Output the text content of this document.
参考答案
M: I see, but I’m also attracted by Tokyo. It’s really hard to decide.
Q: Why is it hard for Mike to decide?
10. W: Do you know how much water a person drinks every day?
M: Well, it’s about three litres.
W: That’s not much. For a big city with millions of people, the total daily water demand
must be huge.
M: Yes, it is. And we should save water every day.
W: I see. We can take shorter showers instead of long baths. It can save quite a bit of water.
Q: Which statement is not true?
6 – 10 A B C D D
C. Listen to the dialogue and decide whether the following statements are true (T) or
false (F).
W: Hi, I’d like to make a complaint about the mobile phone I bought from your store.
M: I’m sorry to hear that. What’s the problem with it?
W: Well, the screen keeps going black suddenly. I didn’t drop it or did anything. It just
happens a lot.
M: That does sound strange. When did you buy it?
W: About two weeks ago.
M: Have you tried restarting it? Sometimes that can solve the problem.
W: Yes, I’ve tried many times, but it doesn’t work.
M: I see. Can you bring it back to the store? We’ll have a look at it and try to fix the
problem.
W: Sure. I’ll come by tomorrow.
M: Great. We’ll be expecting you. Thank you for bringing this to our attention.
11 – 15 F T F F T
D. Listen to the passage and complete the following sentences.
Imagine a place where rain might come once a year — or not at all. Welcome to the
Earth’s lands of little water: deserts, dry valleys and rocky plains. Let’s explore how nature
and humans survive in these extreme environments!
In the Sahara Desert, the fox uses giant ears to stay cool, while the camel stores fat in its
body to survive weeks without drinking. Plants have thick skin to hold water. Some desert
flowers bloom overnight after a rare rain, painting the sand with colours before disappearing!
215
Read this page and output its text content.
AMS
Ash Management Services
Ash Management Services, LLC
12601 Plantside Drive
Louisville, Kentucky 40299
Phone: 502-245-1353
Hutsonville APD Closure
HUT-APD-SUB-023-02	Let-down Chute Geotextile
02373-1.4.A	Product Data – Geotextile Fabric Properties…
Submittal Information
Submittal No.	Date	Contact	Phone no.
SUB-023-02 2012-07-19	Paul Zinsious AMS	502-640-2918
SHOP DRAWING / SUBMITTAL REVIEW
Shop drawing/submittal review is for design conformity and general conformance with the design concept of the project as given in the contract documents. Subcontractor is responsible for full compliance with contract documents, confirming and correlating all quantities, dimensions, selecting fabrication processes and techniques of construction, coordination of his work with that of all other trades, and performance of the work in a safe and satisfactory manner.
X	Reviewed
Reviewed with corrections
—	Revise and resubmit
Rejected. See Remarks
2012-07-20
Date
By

━━━━━━━━━━━━━━━━━━━━

Reproduce each line from the records that contains the word "content".

OUTPUT OF THE TASK:
Output the text content of this document.
Read this page and output its text content.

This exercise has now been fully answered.